Collected data:
— Start —

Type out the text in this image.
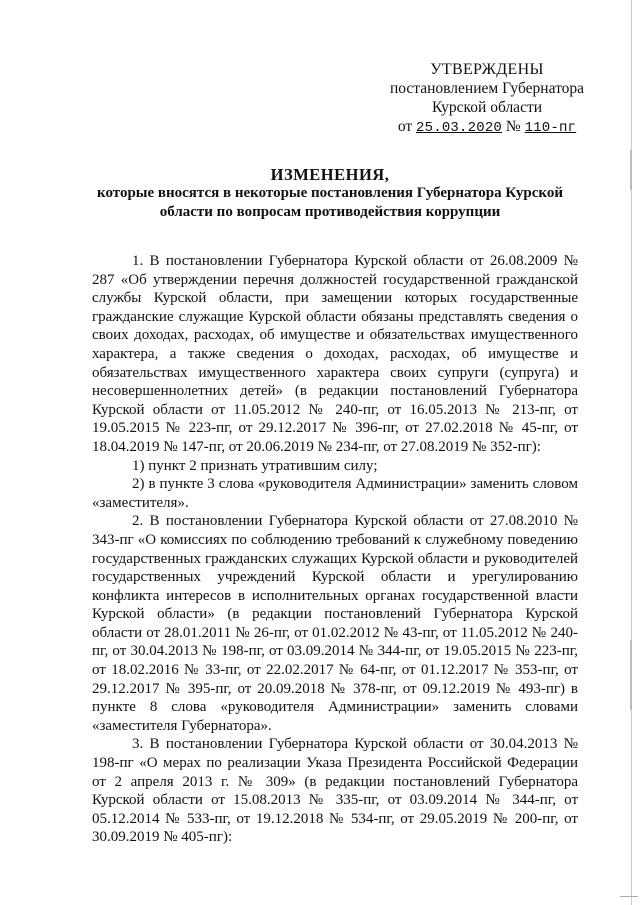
УТВЕРЖДЕНЫ
постановлением Губернатора
Курской области
от 25.03.2020 № 110-пг
ИЗМЕНЕНИЯ,
которые вносятся в некоторые постановления Губернатора Курской области по вопросам противодействия коррупции

1. В постановлении Губернатора Курской области от 26.08.2009 № 287 «Об утверждении перечня должностей государственной гражданской службы Курской области, при замещении которых государственные гражданские служащие Курской области обязаны представлять сведения о своих доходах, расходах, об имуществе и обязательствах имущественного характера, а также сведения о доходах, расходах, об имуществе и обязательствах имущественного характера своих супруги (супруга) и несовершеннолетних детей» (в редакции постановлений Губернатора Курской области от 11.05.2012 № 240-пг, от 16.05.2013 № 213-пг, от 19.05.2015 № 223-пг, от 29.12.2017 № 396-пг, от 27.02.2018 № 45-пг, от 18.04.2019 № 147-пг, от 20.06.2019 № 234-пг, от 27.08.2019 № 352-пг):

1) пункт 2 признать утратившим силу;

2) в пункте 3 слова «руководителя Администрации» заменить словом «заместителя».

2. В постановлении Губернатора Курской области от 27.08.2010 № 343-пг «О комиссиях по соблюдению требований к служебному поведению государственных гражданских служащих Курской области и руководителей государственных учреждений Курской области и урегулированию конфликта интересов в исполнительных органах государственной власти Курской области» (в редакции постановлений Губернатора Курской области от 28.01.2011 № 26-пг, от 01.02.2012 № 43-пг, от 11.05.2012 № 240-пг, от 30.04.2013 № 198-пг, от 03.09.2014 № 344-пг, от 19.05.2015 № 223-пг, от 18.02.2016 № 33-пг, от 22.02.2017 № 64-пг, от 01.12.2017 № 353-пг, от 29.12.2017 № 395-пг, от 20.09.2018 № 378-пг, от 09.12.2019 № 493-пг) в пункте 8 слова «руководителя Администрации» заменить словами «заместителя Губернатора».

3. В постановлении Губернатора Курской области от 30.04.2013 № 198-пг «О мерах по реализации Указа Президента Российской Федерации от 2 апреля 2013 г. № 309» (в редакции постановлений Губернатора Курской области от 15.08.2013 № 335-пг, от 03.09.2014 № 344-пг, от 05.12.2014 № 533-пг, от 19.12.2018 № 534-пг, от 29.05.2019 № 200-пг, от 30.09.2019 № 405-пг):
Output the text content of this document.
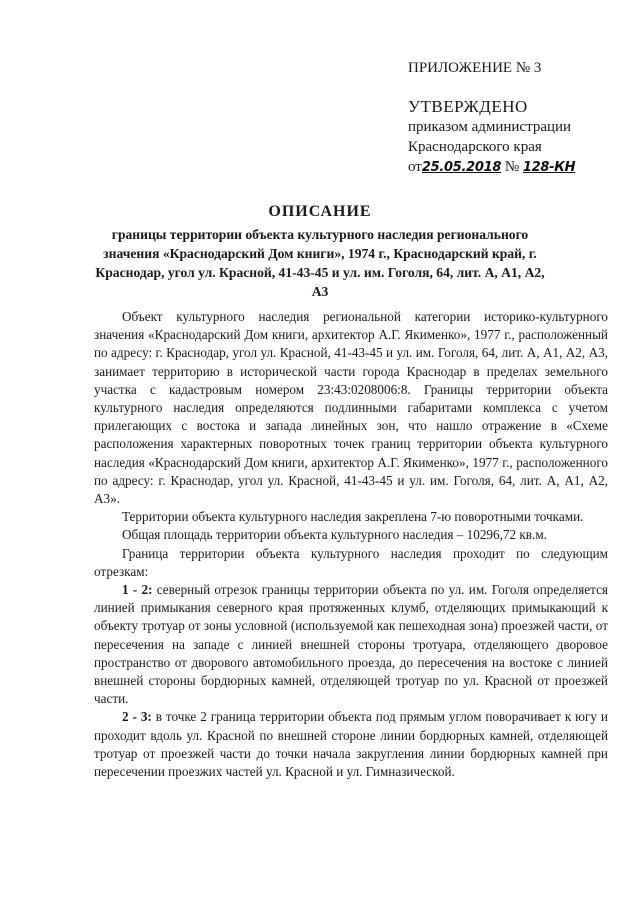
ПРИЛОЖЕНИЕ № 3
УТВЕРЖДЕНО
приказом администрации
Краснодарского края
от25.05.2018 № 128-КН
ОПИСАНИЕ
границы территории объекта культурного наследия регионального значения «Краснодарский Дом книги», 1974 г., Краснодарский край, г. Краснодар, угол ул. Красной, 41-43-45 и ул. им. Гоголя, 64, лит. А, А1, А2, А3

Объект культурного наследия региональной категории историко-культурного значения «Краснодарский Дом книги, архитектор А.Г. Якименко», 1977 г., расположенный по адресу: г. Краснодар, угол ул. Красной, 41-43-45 и ул. им. Гоголя, 64, лит. А, А1, А2, А3, занимает территорию в исторической части города Краснодар в пределах земельного участка с кадастровым номером 23:43:0208006:8. Границы территории объекта культурного наследия определяются подлинными габаритами комплекса с учетом прилегающих с востока и запада линейных зон, что нашло отражение в «Схеме расположения характерных поворотных точек границ территории объекта культурного наследия «Краснодарский Дом книги, архитектор А.Г. Якименко», 1977 г., расположенного по адресу: г. Краснодар, угол ул. Красной, 41-43-45 и ул. им. Гоголя, 64, лит. А, А1, А2, А3».

Территории объекта культурного наследия закреплена 7-ю поворотными точками.

Общая площадь территории объекта культурного наследия – 10296,72 кв.м.

Граница территории объекта культурного наследия проходит по следующим отрезкам:

1 - 2: северный отрезок границы территории объекта по ул. им. Гоголя определяется линией примыкания северного края протяженных клумб, отделяющих примыкающий к объекту тротуар от зоны условной (используемой как пешеходная зона) проезжей части, от пересечения на западе с линией внешней стороны тротуара, отделяющего дворовое пространство от дворового автомобильного проезда, до пересечения на востоке с линией внешней стороны бордюрных камней, отделяющей тротуар по ул. Красной от проезжей части.

2 - 3: в точке 2 граница территории объекта под прямым углом поворачивает к югу и проходит вдоль ул. Красной по внешней стороне линии бордюрных камней, отделяющей тротуар от проезжей части до точки начала закругления линии бордюрных камней при пересечении проезжих частей ул. Красной и ул. Гимназической.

— End —

_TASK STATEMENT:_
Replicate the material above verbatim; images stay out of the copy.

_TASK RESPONSE:_
Type out the text in this image.
УТВЕРЖДЕНЫ
постановлением Губернатора
Курской области
от 25.03.2020 № 110-пг
ИЗМЕНЕНИЯ,
которые вносятся в некоторые постановления Губернатора Курской области по вопросам противодействия коррупции

1. В постановлении Губернатора Курской области от 26.08.2009 № 287 «Об утверждении перечня должностей государственной гражданской службы Курской области, при замещении которых государственные гражданские служащие Курской области обязаны представлять сведения о своих доходах, расходах, об имуществе и обязательствах имущественного характера, а также сведения о доходах, расходах, об имуществе и обязательствах имущественного характера своих супруги (супруга) и несовершеннолетних детей» (в редакции постановлений Губернатора Курской области от 11.05.2012 № 240-пг, от 16.05.2013 № 213-пг, от 19.05.2015 № 223-пг, от 29.12.2017 № 396-пг, от 27.02.2018 № 45-пг, от 18.04.2019 № 147-пг, от 20.06.2019 № 234-пг, от 27.08.2019 № 352-пг):

1) пункт 2 признать утратившим силу;

2) в пункте 3 слова «руководителя Администрации» заменить словом «заместителя».

2. В постановлении Губернатора Курской области от 27.08.2010 № 343-пг «О комиссиях по соблюдению требований к служебному поведению государственных гражданских служащих Курской области и руководителей государственных учреждений Курской области и урегулированию конфликта интересов в исполнительных органах государственной власти Курской области» (в редакции постановлений Губернатора Курской области от 28.01.2011 № 26-пг, от 01.02.2012 № 43-пг, от 11.05.2012 № 240-пг, от 30.04.2013 № 198-пг, от 03.09.2014 № 344-пг, от 19.05.2015 № 223-пг, от 18.02.2016 № 33-пг, от 22.02.2017 № 64-пг, от 01.12.2017 № 353-пг, от 29.12.2017 № 395-пг, от 20.09.2018 № 378-пг, от 09.12.2019 № 493-пг) в пункте 8 слова «руководителя Администрации» заменить словами «заместителя Губернатора».

3. В постановлении Губернатора Курской области от 30.04.2013 № 198-пг «О мерах по реализации Указа Президента Российской Федерации от 2 апреля 2013 г. № 309» (в редакции постановлений Губернатора Курской области от 15.08.2013 № 335-пг, от 03.09.2014 № 344-пг, от 05.12.2014 № 533-пг, от 19.12.2018 № 534-пг, от 29.05.2019 № 200-пг, от 30.09.2019 № 405-пг):
Output the text content of this document.
ПРИЛОЖЕНИЕ № 3
УТВЕРЖДЕНО
приказом администрации
Краснодарского края
от25.05.2018 № 128-КН
ОПИСАНИЕ
границы территории объекта культурного наследия регионального значения «Краснодарский Дом книги», 1974 г., Краснодарский край, г. Краснодар, угол ул. Красной, 41-43-45 и ул. им. Гоголя, 64, лит. А, А1, А2, А3

Объект культурного наследия региональной категории историко-культурного значения «Краснодарский Дом книги, архитектор А.Г. Якименко», 1977 г., расположенный по адресу: г. Краснодар, угол ул. Красной, 41-43-45 и ул. им. Гоголя, 64, лит. А, А1, А2, А3, занимает территорию в исторической части города Краснодар в пределах земельного участка с кадастровым номером 23:43:0208006:8. Границы территории объекта культурного наследия определяются подлинными габаритами комплекса с учетом прилегающих с востока и запада линейных зон, что нашло отражение в «Схеме расположения характерных поворотных точек границ территории объекта культурного наследия «Краснодарский Дом книги, архитектор А.Г. Якименко», 1977 г., расположенного по адресу: г. Краснодар, угол ул. Красной, 41-43-45 и ул. им. Гоголя, 64, лит. А, А1, А2, А3».

Территории объекта культурного наследия закреплена 7-ю поворотными точками.

Общая площадь территории объекта культурного наследия – 10296,72 кв.м.

Граница территории объекта культурного наследия проходит по следующим отрезкам:

1 - 2: северный отрезок границы территории объекта по ул. им. Гоголя определяется линией примыкания северного края протяженных клумб, отделяющих примыкающий к объекту тротуар от зоны условной (используемой как пешеходная зона) проезжей части, от пересечения на западе с линией внешней стороны тротуара, отделяющего дворовое пространство от дворового автомобильного проезда, до пересечения на востоке с линией внешней стороны бордюрных камней, отделяющей тротуар по ул. Красной от проезжей части.

2 - 3: в точке 2 граница территории объекта под прямым углом поворачивает к югу и проходит вдоль ул. Красной по внешней стороне линии бордюрных камней, отделяющей тротуар от проезжей части до точки начала закругления линии бордюрных камней при пересечении проезжих частей ул. Красной и ул. Гимназической.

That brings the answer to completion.